_Extracted data_:
__________

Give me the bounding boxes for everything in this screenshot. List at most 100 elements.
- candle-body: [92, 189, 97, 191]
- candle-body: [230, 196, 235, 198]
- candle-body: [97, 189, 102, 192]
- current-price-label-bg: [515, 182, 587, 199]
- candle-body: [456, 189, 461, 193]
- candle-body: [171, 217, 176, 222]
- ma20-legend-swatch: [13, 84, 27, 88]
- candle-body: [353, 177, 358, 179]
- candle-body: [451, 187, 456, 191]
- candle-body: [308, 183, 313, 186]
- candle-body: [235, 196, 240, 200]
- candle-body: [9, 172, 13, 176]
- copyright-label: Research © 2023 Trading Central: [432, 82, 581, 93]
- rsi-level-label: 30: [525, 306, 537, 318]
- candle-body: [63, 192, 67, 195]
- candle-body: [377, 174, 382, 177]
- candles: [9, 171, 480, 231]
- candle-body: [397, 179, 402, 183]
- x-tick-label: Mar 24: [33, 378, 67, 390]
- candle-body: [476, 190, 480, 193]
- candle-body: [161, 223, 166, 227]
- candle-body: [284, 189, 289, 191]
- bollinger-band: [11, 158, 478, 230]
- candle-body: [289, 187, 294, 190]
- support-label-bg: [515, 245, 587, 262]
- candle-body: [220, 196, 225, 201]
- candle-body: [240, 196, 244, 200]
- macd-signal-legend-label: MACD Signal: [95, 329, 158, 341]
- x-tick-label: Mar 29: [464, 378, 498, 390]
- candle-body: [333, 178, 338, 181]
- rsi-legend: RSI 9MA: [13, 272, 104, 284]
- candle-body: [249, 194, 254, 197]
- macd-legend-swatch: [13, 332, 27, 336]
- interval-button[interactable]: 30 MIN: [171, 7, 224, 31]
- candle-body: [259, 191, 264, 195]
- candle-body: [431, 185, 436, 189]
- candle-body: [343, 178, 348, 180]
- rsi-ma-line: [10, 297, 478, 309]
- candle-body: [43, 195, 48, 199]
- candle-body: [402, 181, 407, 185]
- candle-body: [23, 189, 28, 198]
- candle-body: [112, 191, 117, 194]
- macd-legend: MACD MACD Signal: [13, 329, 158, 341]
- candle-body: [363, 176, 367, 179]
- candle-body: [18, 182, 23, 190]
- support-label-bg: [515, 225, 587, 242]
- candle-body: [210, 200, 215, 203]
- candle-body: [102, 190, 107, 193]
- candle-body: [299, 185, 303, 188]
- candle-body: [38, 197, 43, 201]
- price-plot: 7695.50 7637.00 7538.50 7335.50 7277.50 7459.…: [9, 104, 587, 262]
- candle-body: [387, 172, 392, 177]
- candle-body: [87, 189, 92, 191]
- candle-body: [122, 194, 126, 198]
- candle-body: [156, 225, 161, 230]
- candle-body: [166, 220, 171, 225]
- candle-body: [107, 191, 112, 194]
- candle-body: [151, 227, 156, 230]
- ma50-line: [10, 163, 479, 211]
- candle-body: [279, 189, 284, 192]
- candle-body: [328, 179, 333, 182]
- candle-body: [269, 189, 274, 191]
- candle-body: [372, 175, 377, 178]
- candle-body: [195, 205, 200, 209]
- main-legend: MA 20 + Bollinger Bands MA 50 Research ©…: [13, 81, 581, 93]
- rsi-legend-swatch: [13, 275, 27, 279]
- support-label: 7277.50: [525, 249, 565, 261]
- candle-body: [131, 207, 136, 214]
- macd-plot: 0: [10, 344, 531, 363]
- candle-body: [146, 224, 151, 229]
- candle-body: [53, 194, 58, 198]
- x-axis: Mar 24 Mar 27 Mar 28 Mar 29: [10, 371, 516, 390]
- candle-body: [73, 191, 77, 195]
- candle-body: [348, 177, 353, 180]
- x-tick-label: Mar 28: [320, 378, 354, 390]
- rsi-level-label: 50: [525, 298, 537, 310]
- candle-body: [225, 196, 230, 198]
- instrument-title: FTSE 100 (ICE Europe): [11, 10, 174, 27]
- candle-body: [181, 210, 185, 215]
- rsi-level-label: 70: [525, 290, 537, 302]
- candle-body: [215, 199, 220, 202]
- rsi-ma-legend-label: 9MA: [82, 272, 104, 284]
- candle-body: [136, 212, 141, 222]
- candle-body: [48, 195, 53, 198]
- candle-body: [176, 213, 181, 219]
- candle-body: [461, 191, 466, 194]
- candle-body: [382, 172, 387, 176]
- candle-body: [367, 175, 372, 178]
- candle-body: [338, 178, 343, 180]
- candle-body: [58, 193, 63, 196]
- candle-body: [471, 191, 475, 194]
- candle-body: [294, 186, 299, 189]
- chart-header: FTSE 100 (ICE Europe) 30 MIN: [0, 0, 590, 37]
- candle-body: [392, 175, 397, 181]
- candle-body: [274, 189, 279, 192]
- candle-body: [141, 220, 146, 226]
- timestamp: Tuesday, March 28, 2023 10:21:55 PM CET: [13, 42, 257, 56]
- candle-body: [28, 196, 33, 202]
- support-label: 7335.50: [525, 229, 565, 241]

__________

_Exercise aim_:
Reproduce the records without any change, from the first line through the line containing "- candle-body: [397, 179, 402, 183]", including both of those lines.

_Expected output_:
Give me the bounding boxes for everything in this screenshot. List at most 100 elements.
- candle-body: [92, 189, 97, 191]
- candle-body: [230, 196, 235, 198]
- candle-body: [97, 189, 102, 192]
- current-price-label-bg: [515, 182, 587, 199]
- candle-body: [456, 189, 461, 193]
- candle-body: [171, 217, 176, 222]
- ma20-legend-swatch: [13, 84, 27, 88]
- candle-body: [353, 177, 358, 179]
- candle-body: [451, 187, 456, 191]
- candle-body: [308, 183, 313, 186]
- candle-body: [235, 196, 240, 200]
- candle-body: [9, 172, 13, 176]
- copyright-label: Research © 2023 Trading Central: [432, 82, 581, 93]
- rsi-level-label: 30: [525, 306, 537, 318]
- candle-body: [63, 192, 67, 195]
- candle-body: [377, 174, 382, 177]
- candles: [9, 171, 480, 231]
- candle-body: [397, 179, 402, 183]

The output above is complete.